## Start DATA FOR THIS TASK

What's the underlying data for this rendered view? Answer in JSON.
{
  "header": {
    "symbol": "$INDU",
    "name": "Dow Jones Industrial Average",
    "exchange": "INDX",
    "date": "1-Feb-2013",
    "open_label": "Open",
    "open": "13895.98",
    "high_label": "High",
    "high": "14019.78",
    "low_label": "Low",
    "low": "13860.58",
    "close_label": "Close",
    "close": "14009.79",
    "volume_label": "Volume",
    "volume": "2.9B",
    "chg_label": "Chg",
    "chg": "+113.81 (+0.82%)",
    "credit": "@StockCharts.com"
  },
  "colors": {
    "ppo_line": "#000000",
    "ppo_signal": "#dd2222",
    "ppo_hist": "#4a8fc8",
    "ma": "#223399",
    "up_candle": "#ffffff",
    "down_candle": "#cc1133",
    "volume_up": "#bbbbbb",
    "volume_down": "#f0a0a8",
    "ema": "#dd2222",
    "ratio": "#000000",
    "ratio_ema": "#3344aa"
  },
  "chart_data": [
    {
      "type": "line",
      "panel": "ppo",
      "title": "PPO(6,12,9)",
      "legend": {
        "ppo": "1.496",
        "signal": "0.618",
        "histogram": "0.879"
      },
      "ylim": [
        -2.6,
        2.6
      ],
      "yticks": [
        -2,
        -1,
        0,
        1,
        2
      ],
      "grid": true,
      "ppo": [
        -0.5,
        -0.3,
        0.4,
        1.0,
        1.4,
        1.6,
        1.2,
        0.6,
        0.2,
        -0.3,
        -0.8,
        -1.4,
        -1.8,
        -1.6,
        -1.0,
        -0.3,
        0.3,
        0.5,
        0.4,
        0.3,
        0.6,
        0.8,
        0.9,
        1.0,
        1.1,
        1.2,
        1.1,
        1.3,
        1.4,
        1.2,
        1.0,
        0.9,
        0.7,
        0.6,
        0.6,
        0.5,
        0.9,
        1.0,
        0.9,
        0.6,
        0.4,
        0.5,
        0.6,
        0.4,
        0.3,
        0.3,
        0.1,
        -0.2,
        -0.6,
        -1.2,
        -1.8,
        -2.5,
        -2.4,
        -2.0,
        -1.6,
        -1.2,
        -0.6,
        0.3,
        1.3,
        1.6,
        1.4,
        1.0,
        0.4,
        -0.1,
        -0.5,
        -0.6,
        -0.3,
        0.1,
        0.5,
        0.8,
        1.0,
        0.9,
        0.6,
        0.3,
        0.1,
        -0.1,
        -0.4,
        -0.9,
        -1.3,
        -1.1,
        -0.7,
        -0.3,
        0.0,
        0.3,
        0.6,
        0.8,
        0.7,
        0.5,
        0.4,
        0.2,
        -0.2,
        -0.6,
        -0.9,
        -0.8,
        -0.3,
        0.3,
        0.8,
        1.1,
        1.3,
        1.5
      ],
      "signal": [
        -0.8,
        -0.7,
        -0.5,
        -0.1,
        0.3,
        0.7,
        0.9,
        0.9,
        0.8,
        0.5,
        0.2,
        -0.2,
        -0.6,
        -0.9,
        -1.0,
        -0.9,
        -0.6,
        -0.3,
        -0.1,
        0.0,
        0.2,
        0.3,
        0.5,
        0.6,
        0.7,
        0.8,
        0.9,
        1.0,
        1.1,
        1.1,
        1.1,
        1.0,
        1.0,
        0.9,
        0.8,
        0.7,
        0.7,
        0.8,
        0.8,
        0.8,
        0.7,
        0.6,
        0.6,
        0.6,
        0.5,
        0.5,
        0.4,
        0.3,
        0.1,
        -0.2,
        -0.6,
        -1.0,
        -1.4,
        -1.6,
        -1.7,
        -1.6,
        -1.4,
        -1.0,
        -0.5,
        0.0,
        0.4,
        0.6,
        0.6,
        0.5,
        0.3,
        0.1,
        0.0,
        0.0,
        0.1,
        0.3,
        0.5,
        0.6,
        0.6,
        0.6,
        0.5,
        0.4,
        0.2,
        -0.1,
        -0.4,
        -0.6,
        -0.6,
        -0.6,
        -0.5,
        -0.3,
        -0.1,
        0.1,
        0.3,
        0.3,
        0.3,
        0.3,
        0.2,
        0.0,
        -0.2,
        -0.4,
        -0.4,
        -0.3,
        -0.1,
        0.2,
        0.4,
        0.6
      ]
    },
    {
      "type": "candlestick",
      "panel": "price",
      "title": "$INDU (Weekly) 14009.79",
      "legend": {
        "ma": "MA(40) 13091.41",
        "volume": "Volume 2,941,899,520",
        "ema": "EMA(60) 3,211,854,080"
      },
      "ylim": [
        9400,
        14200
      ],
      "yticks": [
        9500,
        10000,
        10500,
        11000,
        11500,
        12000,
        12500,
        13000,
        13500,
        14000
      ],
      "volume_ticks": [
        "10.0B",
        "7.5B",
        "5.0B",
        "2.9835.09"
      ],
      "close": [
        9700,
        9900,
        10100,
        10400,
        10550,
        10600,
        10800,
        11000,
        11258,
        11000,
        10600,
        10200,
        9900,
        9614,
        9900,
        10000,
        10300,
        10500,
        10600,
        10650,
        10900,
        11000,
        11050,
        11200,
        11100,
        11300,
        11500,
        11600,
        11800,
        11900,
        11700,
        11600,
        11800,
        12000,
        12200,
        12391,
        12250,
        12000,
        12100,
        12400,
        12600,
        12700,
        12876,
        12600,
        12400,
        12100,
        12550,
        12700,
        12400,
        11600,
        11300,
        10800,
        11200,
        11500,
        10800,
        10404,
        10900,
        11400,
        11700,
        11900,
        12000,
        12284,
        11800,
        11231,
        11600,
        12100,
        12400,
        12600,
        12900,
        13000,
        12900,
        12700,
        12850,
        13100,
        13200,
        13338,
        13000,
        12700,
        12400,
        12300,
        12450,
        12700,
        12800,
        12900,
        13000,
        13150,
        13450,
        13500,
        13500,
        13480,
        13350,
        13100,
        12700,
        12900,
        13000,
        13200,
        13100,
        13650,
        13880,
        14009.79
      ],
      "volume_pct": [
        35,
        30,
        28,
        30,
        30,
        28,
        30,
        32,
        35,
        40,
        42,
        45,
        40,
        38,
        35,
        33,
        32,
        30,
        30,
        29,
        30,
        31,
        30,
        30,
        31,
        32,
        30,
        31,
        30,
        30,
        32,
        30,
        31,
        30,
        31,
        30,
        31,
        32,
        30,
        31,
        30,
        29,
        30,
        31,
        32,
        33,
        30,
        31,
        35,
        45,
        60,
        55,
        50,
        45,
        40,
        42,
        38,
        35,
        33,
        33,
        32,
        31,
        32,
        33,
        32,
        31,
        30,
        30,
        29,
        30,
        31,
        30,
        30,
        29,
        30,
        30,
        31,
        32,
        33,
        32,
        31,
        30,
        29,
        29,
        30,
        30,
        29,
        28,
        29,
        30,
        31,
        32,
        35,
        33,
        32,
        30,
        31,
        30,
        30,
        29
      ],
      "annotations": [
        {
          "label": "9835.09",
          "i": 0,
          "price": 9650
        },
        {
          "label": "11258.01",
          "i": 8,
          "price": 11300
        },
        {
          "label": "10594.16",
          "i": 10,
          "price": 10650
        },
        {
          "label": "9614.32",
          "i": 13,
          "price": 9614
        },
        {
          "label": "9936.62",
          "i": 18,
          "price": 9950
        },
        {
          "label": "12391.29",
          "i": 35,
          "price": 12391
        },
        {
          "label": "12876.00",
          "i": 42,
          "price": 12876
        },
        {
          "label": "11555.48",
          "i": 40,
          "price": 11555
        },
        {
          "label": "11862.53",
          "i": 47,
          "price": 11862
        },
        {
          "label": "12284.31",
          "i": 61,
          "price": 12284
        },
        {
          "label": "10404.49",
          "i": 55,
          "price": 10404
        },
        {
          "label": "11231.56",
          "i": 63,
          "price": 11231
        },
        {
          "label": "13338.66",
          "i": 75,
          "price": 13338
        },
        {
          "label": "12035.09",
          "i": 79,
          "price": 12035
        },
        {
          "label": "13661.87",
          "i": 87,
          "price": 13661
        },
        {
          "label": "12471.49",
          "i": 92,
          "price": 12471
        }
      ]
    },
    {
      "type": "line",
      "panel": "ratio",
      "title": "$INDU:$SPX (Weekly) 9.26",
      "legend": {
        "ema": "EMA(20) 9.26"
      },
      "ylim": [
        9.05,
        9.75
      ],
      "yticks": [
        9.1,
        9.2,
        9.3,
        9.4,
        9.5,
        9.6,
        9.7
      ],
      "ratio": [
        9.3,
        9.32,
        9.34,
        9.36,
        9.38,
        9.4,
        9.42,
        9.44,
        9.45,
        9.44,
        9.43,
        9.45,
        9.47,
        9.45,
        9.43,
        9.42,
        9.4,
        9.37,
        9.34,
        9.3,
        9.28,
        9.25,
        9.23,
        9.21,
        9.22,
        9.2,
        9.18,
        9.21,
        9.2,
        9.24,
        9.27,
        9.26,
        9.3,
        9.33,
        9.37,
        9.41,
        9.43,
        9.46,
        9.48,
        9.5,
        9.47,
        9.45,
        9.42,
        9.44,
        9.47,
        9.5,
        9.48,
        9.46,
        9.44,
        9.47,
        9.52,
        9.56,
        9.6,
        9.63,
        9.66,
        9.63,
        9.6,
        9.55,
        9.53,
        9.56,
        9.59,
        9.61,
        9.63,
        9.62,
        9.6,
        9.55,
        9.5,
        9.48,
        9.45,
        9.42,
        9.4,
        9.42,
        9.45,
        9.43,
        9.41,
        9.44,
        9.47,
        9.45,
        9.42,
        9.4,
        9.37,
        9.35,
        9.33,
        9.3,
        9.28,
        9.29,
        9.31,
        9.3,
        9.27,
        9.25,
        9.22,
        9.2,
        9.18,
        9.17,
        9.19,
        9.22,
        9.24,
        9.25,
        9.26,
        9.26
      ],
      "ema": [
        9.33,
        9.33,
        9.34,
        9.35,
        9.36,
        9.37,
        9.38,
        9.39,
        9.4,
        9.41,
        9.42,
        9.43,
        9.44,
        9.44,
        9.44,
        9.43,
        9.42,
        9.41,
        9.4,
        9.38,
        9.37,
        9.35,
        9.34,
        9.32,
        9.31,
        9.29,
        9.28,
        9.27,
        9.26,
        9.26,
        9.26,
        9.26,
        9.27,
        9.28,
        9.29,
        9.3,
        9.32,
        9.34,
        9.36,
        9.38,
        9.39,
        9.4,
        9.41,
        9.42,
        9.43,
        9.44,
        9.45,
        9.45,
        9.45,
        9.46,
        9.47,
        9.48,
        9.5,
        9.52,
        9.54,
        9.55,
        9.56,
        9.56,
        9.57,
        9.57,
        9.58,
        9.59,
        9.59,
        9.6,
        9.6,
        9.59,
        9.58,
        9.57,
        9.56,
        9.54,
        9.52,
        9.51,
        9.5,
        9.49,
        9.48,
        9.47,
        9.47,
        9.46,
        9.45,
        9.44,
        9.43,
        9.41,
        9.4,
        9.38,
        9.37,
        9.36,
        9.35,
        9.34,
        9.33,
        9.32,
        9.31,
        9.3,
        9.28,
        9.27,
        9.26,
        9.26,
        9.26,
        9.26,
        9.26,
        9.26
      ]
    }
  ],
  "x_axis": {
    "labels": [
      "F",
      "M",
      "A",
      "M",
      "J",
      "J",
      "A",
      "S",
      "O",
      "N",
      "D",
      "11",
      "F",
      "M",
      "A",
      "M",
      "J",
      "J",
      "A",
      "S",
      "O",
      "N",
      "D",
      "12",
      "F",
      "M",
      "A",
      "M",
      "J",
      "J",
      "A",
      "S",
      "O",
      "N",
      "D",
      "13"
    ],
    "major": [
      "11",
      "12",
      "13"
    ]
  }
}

## End DATA FOR THIS TASK

* _REQUIREMENT_
Return the lines of the records that include the string "title".

* _RESULT OF THIS EXERCISE_
      "title": "PPO(6,12,9)",
      "title": "$INDU (Weekly) 14009.79",
      "title": "$INDU:$SPX (Weekly) 9.26",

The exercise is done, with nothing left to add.